Stored data:
============

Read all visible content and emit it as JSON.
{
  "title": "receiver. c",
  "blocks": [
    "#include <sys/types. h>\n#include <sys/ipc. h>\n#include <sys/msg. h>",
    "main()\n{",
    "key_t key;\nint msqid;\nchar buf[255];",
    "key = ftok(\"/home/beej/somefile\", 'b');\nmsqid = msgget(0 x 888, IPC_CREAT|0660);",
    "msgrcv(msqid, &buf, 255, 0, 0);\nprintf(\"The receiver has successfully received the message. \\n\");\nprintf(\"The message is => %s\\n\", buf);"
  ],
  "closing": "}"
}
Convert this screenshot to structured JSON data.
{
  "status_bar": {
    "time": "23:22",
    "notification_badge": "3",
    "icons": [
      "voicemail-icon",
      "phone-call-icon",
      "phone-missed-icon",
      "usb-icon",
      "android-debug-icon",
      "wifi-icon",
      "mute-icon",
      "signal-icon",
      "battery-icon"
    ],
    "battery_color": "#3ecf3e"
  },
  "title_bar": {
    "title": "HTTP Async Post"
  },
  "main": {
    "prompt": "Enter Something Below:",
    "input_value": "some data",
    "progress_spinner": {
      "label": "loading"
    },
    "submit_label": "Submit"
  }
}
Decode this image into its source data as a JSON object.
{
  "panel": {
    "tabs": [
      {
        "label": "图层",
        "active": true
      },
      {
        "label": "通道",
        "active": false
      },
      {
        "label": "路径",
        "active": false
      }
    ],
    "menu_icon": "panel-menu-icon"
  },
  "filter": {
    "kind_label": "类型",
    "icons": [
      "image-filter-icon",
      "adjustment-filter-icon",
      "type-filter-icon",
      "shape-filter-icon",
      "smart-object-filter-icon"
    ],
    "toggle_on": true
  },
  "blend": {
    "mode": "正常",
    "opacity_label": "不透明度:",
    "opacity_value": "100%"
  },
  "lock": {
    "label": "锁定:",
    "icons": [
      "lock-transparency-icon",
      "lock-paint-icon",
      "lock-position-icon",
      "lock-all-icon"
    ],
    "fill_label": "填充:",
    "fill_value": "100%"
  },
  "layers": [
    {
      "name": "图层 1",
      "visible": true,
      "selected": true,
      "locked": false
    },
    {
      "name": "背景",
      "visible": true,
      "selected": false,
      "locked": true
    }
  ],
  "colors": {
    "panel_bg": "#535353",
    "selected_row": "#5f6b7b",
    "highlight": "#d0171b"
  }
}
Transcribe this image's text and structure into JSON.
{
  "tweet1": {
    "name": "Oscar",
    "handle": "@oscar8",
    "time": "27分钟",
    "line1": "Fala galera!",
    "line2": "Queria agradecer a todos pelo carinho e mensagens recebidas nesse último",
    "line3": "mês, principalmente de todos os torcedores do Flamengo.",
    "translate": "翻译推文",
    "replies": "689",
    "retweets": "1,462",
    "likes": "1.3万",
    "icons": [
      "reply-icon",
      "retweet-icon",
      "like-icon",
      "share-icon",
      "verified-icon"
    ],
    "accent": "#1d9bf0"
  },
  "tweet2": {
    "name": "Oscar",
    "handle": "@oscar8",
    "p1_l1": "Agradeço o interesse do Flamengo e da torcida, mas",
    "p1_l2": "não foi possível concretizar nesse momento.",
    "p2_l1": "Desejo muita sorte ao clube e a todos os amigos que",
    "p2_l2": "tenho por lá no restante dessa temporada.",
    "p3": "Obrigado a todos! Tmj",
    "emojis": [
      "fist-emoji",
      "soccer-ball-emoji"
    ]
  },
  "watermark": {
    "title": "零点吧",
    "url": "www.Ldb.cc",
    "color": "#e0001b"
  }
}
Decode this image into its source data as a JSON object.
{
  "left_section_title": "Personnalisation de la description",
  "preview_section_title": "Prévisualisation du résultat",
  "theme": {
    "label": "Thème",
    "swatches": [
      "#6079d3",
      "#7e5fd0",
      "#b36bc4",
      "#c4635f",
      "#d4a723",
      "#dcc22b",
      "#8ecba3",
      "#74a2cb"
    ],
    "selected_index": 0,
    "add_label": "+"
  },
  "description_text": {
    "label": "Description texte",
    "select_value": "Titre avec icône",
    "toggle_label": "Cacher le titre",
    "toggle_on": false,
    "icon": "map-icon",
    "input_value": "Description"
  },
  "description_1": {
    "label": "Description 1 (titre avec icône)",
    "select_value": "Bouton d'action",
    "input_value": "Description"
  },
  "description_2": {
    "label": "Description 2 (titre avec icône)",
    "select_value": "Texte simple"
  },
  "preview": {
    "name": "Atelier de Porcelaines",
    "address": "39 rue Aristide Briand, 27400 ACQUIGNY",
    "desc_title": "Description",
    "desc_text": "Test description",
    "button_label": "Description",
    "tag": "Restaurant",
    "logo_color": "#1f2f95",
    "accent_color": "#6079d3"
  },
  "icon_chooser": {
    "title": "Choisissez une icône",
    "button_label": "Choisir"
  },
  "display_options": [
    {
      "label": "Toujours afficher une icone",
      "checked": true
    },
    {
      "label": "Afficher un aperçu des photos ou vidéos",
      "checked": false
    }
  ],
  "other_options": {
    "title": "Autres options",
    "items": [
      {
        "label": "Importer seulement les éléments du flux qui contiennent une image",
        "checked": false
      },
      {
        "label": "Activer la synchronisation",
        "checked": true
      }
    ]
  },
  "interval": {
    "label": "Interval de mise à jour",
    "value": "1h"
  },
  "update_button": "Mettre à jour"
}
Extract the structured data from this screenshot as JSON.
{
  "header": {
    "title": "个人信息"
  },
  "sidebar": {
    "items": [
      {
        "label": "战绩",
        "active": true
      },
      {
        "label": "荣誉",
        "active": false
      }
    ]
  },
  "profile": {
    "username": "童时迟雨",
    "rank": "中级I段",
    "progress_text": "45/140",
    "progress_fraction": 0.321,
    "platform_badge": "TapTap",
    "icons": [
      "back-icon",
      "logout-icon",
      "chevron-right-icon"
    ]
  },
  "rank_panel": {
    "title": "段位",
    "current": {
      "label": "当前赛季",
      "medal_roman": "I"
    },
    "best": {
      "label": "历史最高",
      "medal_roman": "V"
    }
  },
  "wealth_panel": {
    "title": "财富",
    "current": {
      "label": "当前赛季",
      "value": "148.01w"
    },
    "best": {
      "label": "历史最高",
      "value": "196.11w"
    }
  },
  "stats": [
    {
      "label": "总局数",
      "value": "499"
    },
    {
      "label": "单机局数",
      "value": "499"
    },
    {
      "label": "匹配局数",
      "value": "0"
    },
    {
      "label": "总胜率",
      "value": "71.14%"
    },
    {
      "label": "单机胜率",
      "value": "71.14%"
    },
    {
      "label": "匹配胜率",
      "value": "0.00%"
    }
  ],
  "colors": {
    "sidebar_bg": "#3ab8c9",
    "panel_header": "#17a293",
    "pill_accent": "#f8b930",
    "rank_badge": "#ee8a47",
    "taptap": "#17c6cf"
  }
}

============

From the entries above, copy every line that holds the word "true".

### RESULT
        "active": true
    "toggle_on": true
      "visible": true,
      "selected": true,
      "visible": true,
      "locked": true
      "checked": true
        "checked": true
        "active": true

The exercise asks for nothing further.